DESCRIPTION OF THE TASK
What follows is a set of records; restate each one word for word and drop the pictures.

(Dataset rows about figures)
□ □ □
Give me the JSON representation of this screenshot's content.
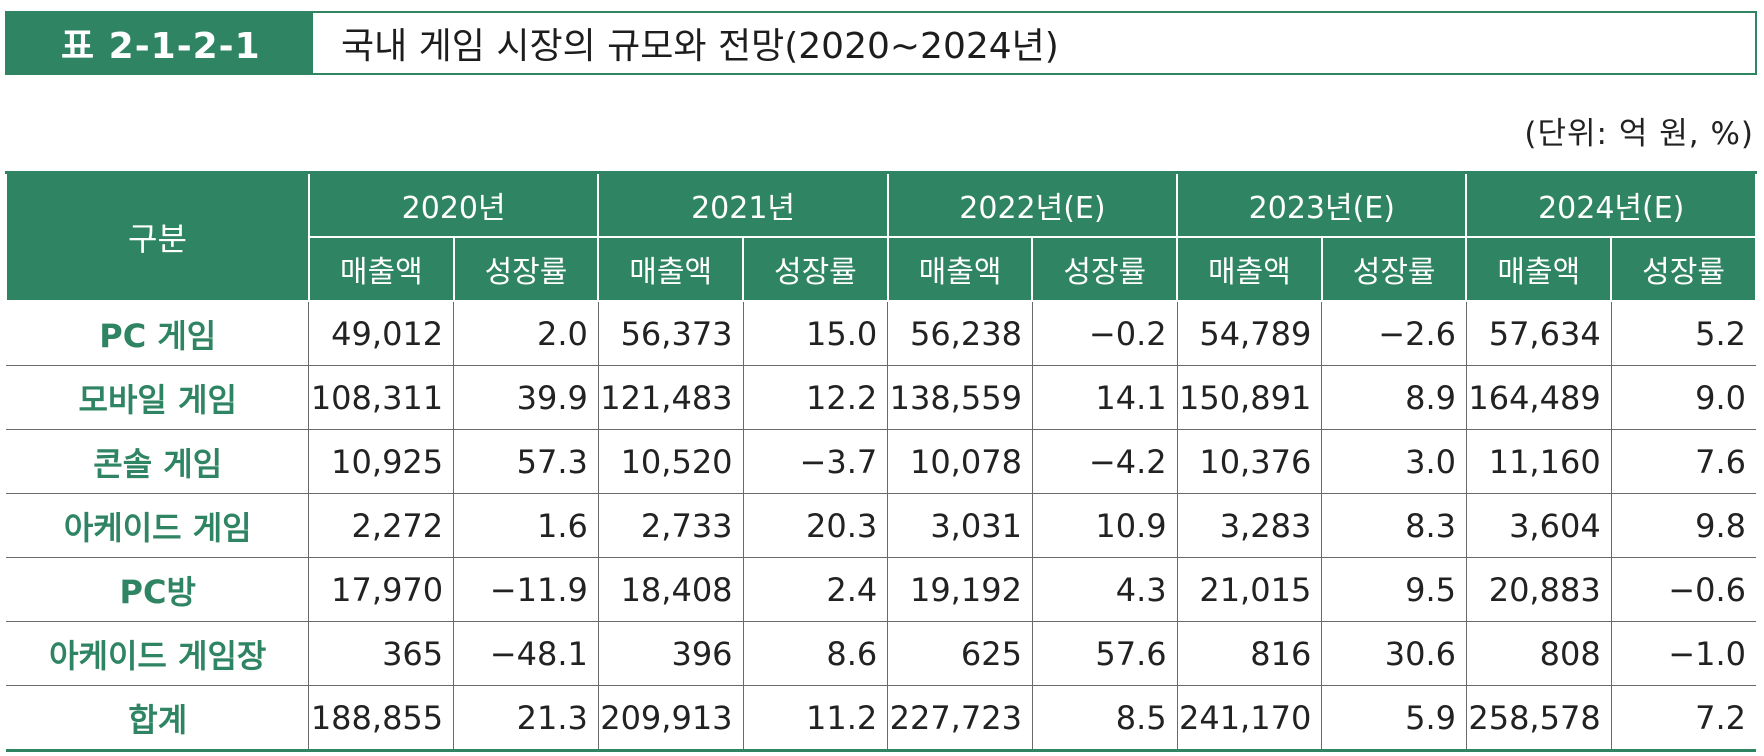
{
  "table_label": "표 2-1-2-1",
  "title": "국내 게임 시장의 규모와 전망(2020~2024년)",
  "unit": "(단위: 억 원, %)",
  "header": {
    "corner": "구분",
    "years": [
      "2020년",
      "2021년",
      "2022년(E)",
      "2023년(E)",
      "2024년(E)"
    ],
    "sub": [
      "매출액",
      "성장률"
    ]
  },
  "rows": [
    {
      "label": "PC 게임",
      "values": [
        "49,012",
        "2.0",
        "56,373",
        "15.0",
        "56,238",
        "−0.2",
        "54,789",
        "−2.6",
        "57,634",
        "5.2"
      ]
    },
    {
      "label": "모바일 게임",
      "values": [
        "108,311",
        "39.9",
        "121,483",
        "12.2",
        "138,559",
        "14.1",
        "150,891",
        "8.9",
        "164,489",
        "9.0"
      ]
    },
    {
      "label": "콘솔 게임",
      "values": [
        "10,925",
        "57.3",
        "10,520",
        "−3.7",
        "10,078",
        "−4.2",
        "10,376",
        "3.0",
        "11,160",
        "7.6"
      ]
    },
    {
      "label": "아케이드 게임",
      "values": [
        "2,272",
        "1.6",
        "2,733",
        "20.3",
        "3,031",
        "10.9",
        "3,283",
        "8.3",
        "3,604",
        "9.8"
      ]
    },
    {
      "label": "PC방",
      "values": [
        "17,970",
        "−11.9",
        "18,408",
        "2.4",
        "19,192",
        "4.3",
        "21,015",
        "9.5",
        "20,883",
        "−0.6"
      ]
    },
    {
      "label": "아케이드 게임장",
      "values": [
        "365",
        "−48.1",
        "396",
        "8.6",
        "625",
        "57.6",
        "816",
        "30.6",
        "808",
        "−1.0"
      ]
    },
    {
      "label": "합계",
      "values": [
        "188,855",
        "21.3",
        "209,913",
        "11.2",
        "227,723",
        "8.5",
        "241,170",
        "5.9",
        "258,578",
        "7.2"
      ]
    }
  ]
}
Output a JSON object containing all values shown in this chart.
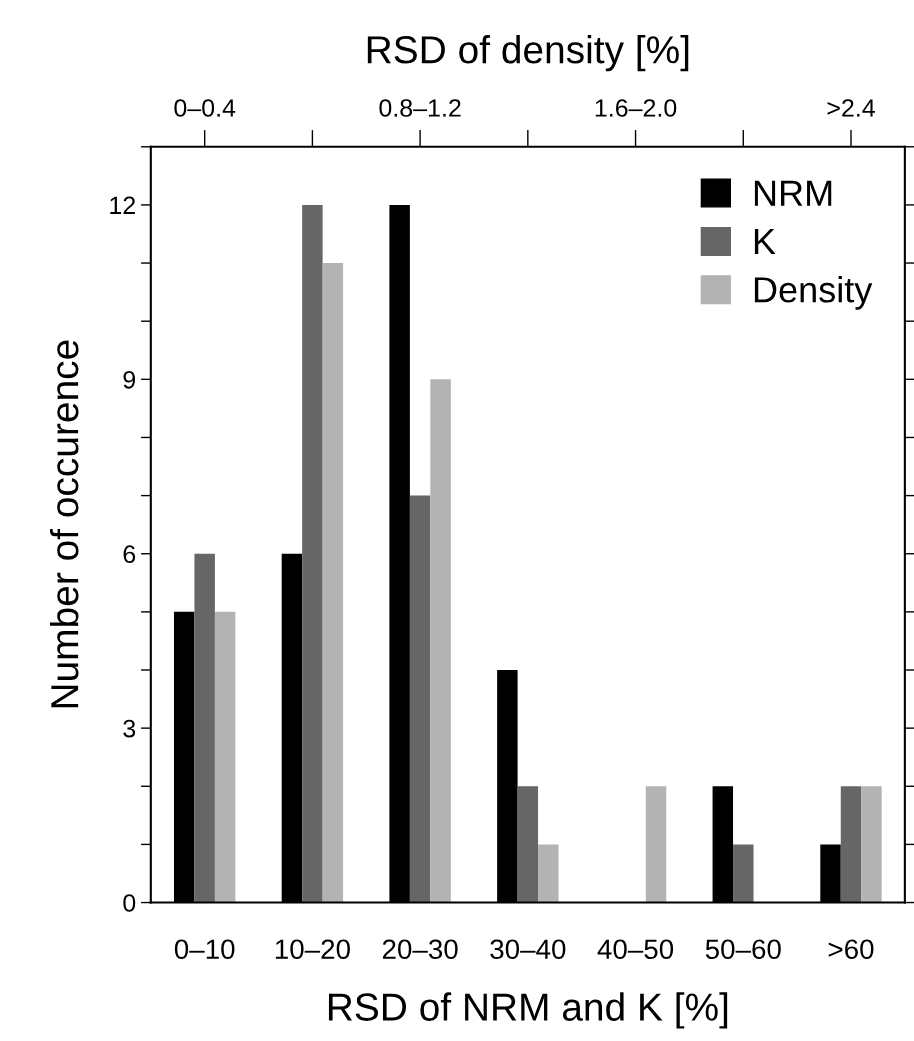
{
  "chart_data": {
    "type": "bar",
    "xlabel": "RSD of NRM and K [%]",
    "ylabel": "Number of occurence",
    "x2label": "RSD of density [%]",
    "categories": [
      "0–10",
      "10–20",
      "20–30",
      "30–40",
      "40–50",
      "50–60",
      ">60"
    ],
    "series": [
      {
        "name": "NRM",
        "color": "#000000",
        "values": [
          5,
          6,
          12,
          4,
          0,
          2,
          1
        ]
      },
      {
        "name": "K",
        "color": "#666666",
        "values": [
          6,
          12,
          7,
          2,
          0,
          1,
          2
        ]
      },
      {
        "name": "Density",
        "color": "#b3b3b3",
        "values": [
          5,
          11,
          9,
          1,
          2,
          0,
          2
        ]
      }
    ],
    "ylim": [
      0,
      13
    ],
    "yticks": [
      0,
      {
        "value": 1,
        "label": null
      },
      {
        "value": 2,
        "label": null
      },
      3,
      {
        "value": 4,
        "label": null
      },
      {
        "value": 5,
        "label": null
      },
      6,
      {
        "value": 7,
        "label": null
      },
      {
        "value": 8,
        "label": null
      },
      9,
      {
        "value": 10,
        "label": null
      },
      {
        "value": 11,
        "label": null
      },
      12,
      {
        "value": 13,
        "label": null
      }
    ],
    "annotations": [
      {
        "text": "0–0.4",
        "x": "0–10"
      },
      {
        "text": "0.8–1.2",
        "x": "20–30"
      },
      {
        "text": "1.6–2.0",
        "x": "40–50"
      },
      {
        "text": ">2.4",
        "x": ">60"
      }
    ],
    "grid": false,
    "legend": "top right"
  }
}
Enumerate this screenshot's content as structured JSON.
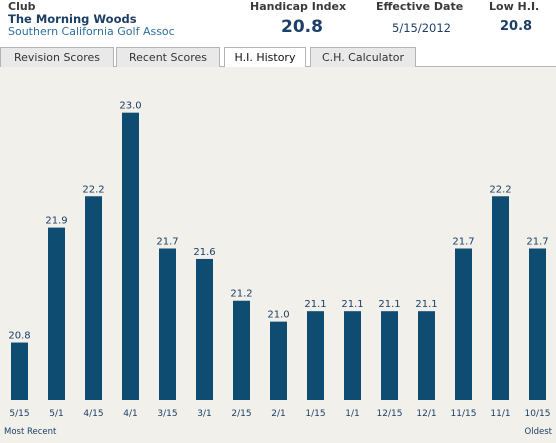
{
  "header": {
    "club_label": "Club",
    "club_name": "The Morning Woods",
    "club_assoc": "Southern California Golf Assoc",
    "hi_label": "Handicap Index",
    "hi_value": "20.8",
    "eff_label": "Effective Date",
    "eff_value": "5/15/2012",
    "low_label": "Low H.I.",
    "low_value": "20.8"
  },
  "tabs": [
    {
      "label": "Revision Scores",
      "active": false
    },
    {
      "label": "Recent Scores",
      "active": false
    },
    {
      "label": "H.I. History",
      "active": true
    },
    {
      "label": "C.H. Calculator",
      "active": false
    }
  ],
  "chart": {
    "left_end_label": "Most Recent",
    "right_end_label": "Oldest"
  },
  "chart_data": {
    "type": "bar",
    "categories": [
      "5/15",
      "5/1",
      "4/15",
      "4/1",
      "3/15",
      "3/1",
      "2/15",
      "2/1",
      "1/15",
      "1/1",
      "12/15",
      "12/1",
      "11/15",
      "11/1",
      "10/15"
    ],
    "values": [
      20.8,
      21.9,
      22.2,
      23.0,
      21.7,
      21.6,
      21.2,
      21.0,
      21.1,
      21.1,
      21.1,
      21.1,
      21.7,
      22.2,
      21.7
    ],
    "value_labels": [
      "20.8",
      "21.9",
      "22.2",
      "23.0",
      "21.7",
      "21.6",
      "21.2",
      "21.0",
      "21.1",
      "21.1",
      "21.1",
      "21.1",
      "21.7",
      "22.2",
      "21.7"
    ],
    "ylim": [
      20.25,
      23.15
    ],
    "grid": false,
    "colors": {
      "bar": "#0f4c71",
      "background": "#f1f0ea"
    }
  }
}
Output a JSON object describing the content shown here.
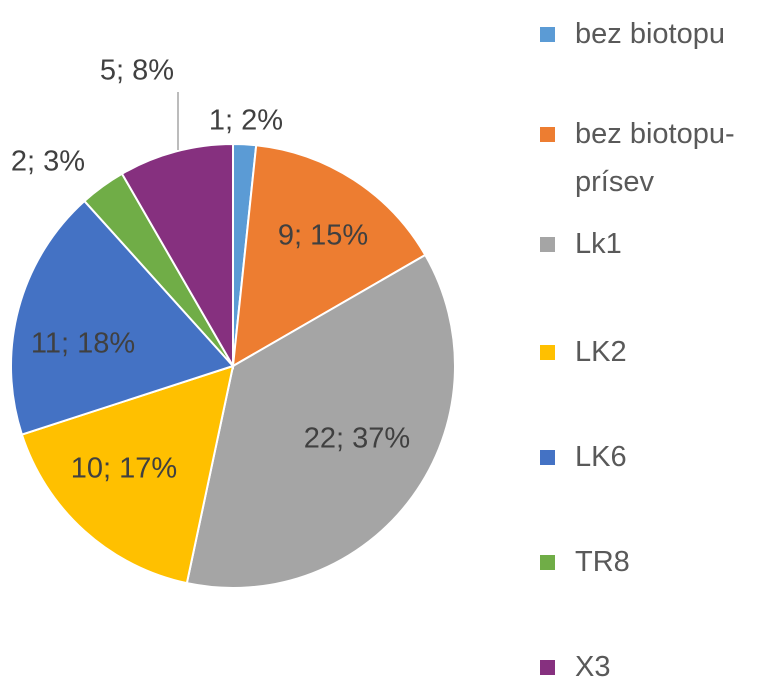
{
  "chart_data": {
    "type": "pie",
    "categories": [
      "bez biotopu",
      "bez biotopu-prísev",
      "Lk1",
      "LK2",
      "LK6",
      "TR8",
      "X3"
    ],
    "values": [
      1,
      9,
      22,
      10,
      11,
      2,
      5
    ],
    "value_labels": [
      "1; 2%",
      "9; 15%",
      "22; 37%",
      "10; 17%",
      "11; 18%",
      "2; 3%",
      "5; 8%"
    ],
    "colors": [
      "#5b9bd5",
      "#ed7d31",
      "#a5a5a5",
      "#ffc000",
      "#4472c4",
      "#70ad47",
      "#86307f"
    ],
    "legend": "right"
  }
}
□ □ □
FINISHED ANSWER
Give me the JSON representation of this screenshot's content.
{
  "table_label": "표 2-1-2-1",
  "title": "국내 게임 시장의 규모와 전망(2020~2024년)",
  "unit": "(단위: 억 원, %)",
  "header": {
    "corner": "구분",
    "years": [
      "2020년",
      "2021년",
      "2022년(E)",
      "2023년(E)",
      "2024년(E)"
    ],
    "sub": [
      "매출액",
      "성장률"
    ]
  },
  "rows": [
    {
      "label": "PC 게임",
      "values": [
        "49,012",
        "2.0",
        "56,373",
        "15.0",
        "56,238",
        "−0.2",
        "54,789",
        "−2.6",
        "57,634",
        "5.2"
      ]
    },
    {
      "label": "모바일 게임",
      "values": [
        "108,311",
        "39.9",
        "121,483",
        "12.2",
        "138,559",
        "14.1",
        "150,891",
        "8.9",
        "164,489",
        "9.0"
      ]
    },
    {
      "label": "콘솔 게임",
      "values": [
        "10,925",
        "57.3",
        "10,520",
        "−3.7",
        "10,078",
        "−4.2",
        "10,376",
        "3.0",
        "11,160",
        "7.6"
      ]
    },
    {
      "label": "아케이드 게임",
      "values": [
        "2,272",
        "1.6",
        "2,733",
        "20.3",
        "3,031",
        "10.9",
        "3,283",
        "8.3",
        "3,604",
        "9.8"
      ]
    },
    {
      "label": "PC방",
      "values": [
        "17,970",
        "−11.9",
        "18,408",
        "2.4",
        "19,192",
        "4.3",
        "21,015",
        "9.5",
        "20,883",
        "−0.6"
      ]
    },
    {
      "label": "아케이드 게임장",
      "values": [
        "365",
        "−48.1",
        "396",
        "8.6",
        "625",
        "57.6",
        "816",
        "30.6",
        "808",
        "−1.0"
      ]
    },
    {
      "label": "합계",
      "values": [
        "188,855",
        "21.3",
        "209,913",
        "11.2",
        "227,723",
        "8.5",
        "241,170",
        "5.9",
        "258,578",
        "7.2"
      ]
    }
  ]
}
Output a JSON object containing all values shown in this chart.
{
  "chart_data": {
    "type": "bar",
    "xlabel": "RSD of NRM and K [%]",
    "ylabel": "Number of occurence",
    "x2label": "RSD of density [%]",
    "categories": [
      "0–10",
      "10–20",
      "20–30",
      "30–40",
      "40–50",
      "50–60",
      ">60"
    ],
    "series": [
      {
        "name": "NRM",
        "color": "#000000",
        "values": [
          5,
          6,
          12,
          4,
          0,
          2,
          1
        ]
      },
      {
        "name": "K",
        "color": "#666666",
        "values": [
          6,
          12,
          7,
          2,
          0,
          1,
          2
        ]
      },
      {
        "name": "Density",
        "color": "#b3b3b3",
        "values": [
          5,
          11,
          9,
          1,
          2,
          0,
          2
        ]
      }
    ],
    "ylim": [
      0,
      13
    ],
    "yticks": [
      0,
      {
        "value": 1,
        "label": null
      },
      {
        "value": 2,
        "label": null
      },
      3,
      {
        "value": 4,
        "label": null
      },
      {
        "value": 5,
        "label": null
      },
      6,
      {
        "value": 7,
        "label": null
      },
      {
        "value": 8,
        "label": null
      },
      9,
      {
        "value": 10,
        "label": null
      },
      {
        "value": 11,
        "label": null
      },
      12,
      {
        "value": 13,
        "label": null
      }
    ],
    "annotations": [
      {
        "text": "0–0.4",
        "x": "0–10"
      },
      {
        "text": "0.8–1.2",
        "x": "20–30"
      },
      {
        "text": "1.6–2.0",
        "x": "40–50"
      },
      {
        "text": ">2.4",
        "x": ">60"
      }
    ],
    "grid": false,
    "legend": "top right"
  }
}
Enumerate this screenshot's content as structured JSON.
{
  "header": {
    "club_label": "Club",
    "club_name": "The Morning Woods",
    "club_assoc": "Southern California Golf Assoc",
    "hi_label": "Handicap Index",
    "hi_value": "20.8",
    "eff_label": "Effective Date",
    "eff_value": "5/15/2012",
    "low_label": "Low H.I.",
    "low_value": "20.8"
  },
  "tabs": [
    {
      "label": "Revision Scores",
      "active": false
    },
    {
      "label": "Recent Scores",
      "active": false
    },
    {
      "label": "H.I. History",
      "active": true
    },
    {
      "label": "C.H. Calculator",
      "active": false
    }
  ],
  "chart": {
    "left_end_label": "Most Recent",
    "right_end_label": "Oldest"
  },
  "chart_data": {
    "type": "bar",
    "categories": [
      "5/15",
      "5/1",
      "4/15",
      "4/1",
      "3/15",
      "3/1",
      "2/15",
      "2/1",
      "1/15",
      "1/1",
      "12/15",
      "12/1",
      "11/15",
      "11/1",
      "10/15"
    ],
    "values": [
      20.8,
      21.9,
      22.2,
      23.0,
      21.7,
      21.6,
      21.2,
      21.0,
      21.1,
      21.1,
      21.1,
      21.1,
      21.7,
      22.2,
      21.7
    ],
    "value_labels": [
      "20.8",
      "21.9",
      "22.2",
      "23.0",
      "21.7",
      "21.6",
      "21.2",
      "21.0",
      "21.1",
      "21.1",
      "21.1",
      "21.1",
      "21.7",
      "22.2",
      "21.7"
    ],
    "ylim": [
      20.25,
      23.15
    ],
    "grid": false,
    "colors": {
      "bar": "#0f4c71",
      "background": "#f1f0ea"
    }
  }
}
Output a JSON object describing the content shown here.
{
  "chart_data": {
    "type": "pie",
    "categories": [
      "bez biotopu",
      "bez biotopu-prísev",
      "Lk1",
      "LK2",
      "LK6",
      "TR8",
      "X3"
    ],
    "values": [
      1,
      9,
      22,
      10,
      11,
      2,
      5
    ],
    "value_labels": [
      "1; 2%",
      "9; 15%",
      "22; 37%",
      "10; 17%",
      "11; 18%",
      "2; 3%",
      "5; 8%"
    ],
    "colors": [
      "#5b9bd5",
      "#ed7d31",
      "#a5a5a5",
      "#ffc000",
      "#4472c4",
      "#70ad47",
      "#86307f"
    ],
    "legend": "right"
  }
}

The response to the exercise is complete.